## YOUR INSTRUCTIONS
In the listing below, lines with the string "Unknown" are to be counted; the number is the entire reply.

------------------------------------------------------------

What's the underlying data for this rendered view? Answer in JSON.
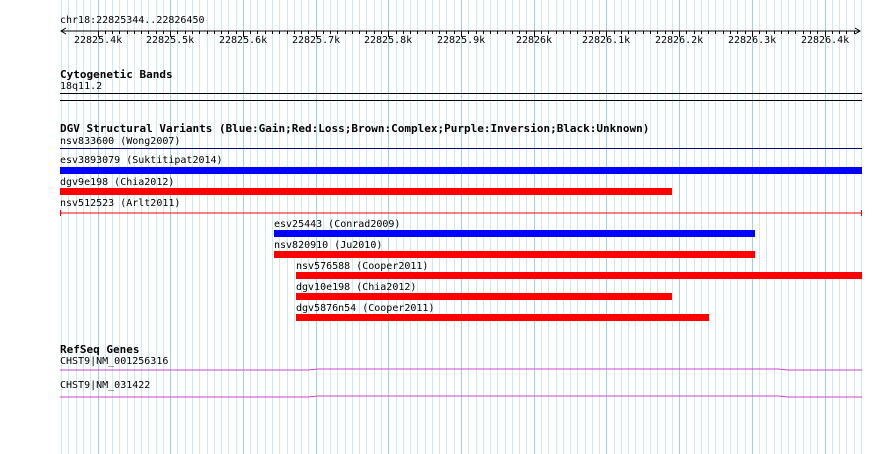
{
  "ruler": {
    "range_label": "chr18:22825344..22826450",
    "ticks": [
      "22825.4k",
      "22825.5k",
      "22825.6k",
      "22825.7k",
      "22825.8k",
      "22825.9k",
      "22826k",
      "22826.1k",
      "22826.2k",
      "22826.3k",
      "22826.4k"
    ]
  },
  "cytoband": {
    "title": "Cytogenetic Bands",
    "band": "18q11.2"
  },
  "dgv": {
    "title": "DGV Structural Variants (Blue:Gain;Red:Loss;Brown:Complex;Purple:Inversion;Black:Unknown)",
    "features": [
      {
        "label": "nsv833600 (Wong2007)",
        "type": "Unknown",
        "color": "#000080"
      },
      {
        "label": "esv3893079 (Suktitipat2014)",
        "type": "Gain",
        "color": "#0000ff"
      },
      {
        "label": "dgv9e198 (Chia2012)",
        "type": "Loss",
        "color": "#ff0000"
      },
      {
        "label": "nsv512523 (Arlt2011)",
        "type": "Loss",
        "color": "#ff0000"
      },
      {
        "label": "esv25443 (Conrad2009)",
        "type": "Gain",
        "color": "#0000ff"
      },
      {
        "label": "nsv820910 (Ju2010)",
        "type": "Loss",
        "color": "#ff0000"
      },
      {
        "label": "nsv576588 (Cooper2011)",
        "type": "Loss",
        "color": "#ff0000"
      },
      {
        "label": "dgv10e198 (Chia2012)",
        "type": "Loss",
        "color": "#ff0000"
      },
      {
        "label": "dgv5876n54 (Cooper2011)",
        "type": "Loss",
        "color": "#ff0000"
      }
    ]
  },
  "refseq": {
    "title": "RefSeq Genes",
    "genes": [
      {
        "label": "CHST9|NM_001256316",
        "color": "#cc44cc"
      },
      {
        "label": "CHST9|NM_031422",
        "color": "#cc44cc"
      }
    ]
  }
}
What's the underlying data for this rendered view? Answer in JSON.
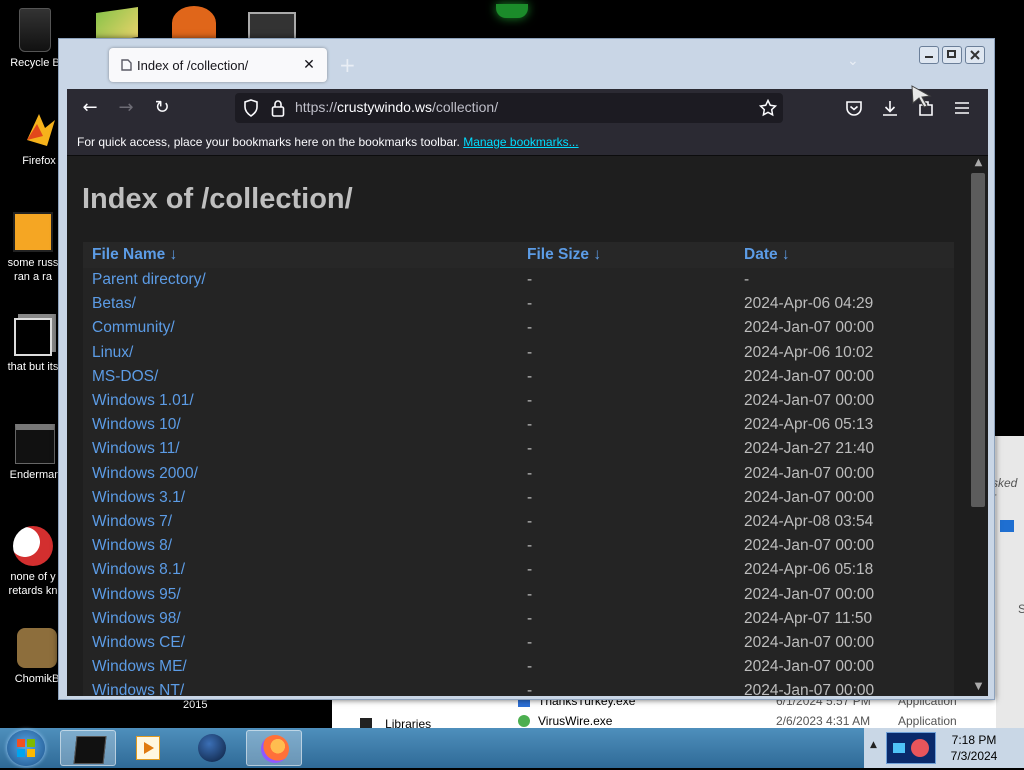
{
  "desktop": {
    "icons": [
      {
        "label": "Recycle B",
        "icon": "recycle-bin-icon"
      },
      {
        "label": "Firefox",
        "icon": "firefox-icon"
      },
      {
        "label": "some russ ran a ra",
        "icon": "program-icon"
      },
      {
        "label": "that but its",
        "icon": "shortcut-icon"
      },
      {
        "label": "Enderman",
        "icon": "terminal-icon"
      },
      {
        "label": "none of y retards kn",
        "icon": "app-icon"
      },
      {
        "label": "ChomikB",
        "icon": "chomik-icon"
      }
    ],
    "stray_label": "2015"
  },
  "explorer_back": {
    "side_item": "Libraries",
    "files": [
      {
        "name": "ThanksTurkey.exe",
        "date": "6/1/2024 5:57 PM",
        "type": "Application"
      },
      {
        "name": "VirusWire.exe",
        "date": "2/6/2023 4:31 AM",
        "type": "Application"
      }
    ],
    "peek_text": "sked r",
    "peek_letter": "S"
  },
  "browser": {
    "tab": {
      "title": "Index of /collection/",
      "close": "✕"
    },
    "new_tab": "+",
    "list_tabs": "⌄",
    "nav": {
      "back": "←",
      "forward": "→",
      "reload": "↻"
    },
    "url": {
      "prefix": "https://",
      "domain": "crustywindo.ws",
      "path": "/collection/"
    },
    "toolbar_icons": [
      "pocket-icon",
      "download-icon",
      "extensions-icon",
      "menu-icon"
    ],
    "bookmarks_bar": {
      "message": "For quick access, place your bookmarks here on the bookmarks toolbar.",
      "link": "Manage bookmarks..."
    }
  },
  "page": {
    "title": "Index of /collection/",
    "columns": [
      "File Name  ↓",
      "File Size  ↓",
      "Date  ↓"
    ],
    "rows": [
      {
        "name": "Parent directory/",
        "size": "-",
        "date": "-"
      },
      {
        "name": "Betas/",
        "size": "-",
        "date": "2024-Apr-06 04:29"
      },
      {
        "name": "Community/",
        "size": "-",
        "date": "2024-Jan-07 00:00"
      },
      {
        "name": "Linux/",
        "size": "-",
        "date": "2024-Apr-06 10:02"
      },
      {
        "name": "MS-DOS/",
        "size": "-",
        "date": "2024-Jan-07 00:00"
      },
      {
        "name": "Windows 1.01/",
        "size": "-",
        "date": "2024-Jan-07 00:00"
      },
      {
        "name": "Windows 10/",
        "size": "-",
        "date": "2024-Apr-06 05:13"
      },
      {
        "name": "Windows 11/",
        "size": "-",
        "date": "2024-Jan-27 21:40"
      },
      {
        "name": "Windows 2000/",
        "size": "-",
        "date": "2024-Jan-07 00:00"
      },
      {
        "name": "Windows 3.1/",
        "size": "-",
        "date": "2024-Jan-07 00:00"
      },
      {
        "name": "Windows 7/",
        "size": "-",
        "date": "2024-Apr-08 03:54"
      },
      {
        "name": "Windows 8/",
        "size": "-",
        "date": "2024-Jan-07 00:00"
      },
      {
        "name": "Windows 8.1/",
        "size": "-",
        "date": "2024-Apr-06 05:18"
      },
      {
        "name": "Windows 95/",
        "size": "-",
        "date": "2024-Jan-07 00:00"
      },
      {
        "name": "Windows 98/",
        "size": "-",
        "date": "2024-Apr-07 11:50"
      },
      {
        "name": "Windows CE/",
        "size": "-",
        "date": "2024-Jan-07 00:00"
      },
      {
        "name": "Windows ME/",
        "size": "-",
        "date": "2024-Jan-07 00:00"
      },
      {
        "name": "Windows NT/",
        "size": "-",
        "date": "2024-Jan-07 00:00"
      }
    ]
  },
  "taskbar": {
    "clock": {
      "time": "7:18 PM",
      "date": "7/3/2024"
    },
    "tray_arrow": "▲"
  },
  "colors": {
    "link": "#5c9ce6",
    "accent": "#00ddff",
    "page_bg": "#1e1e1e"
  }
}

------------------------------------------------------------

## RESPONSE FOR THIS EXERCISE
2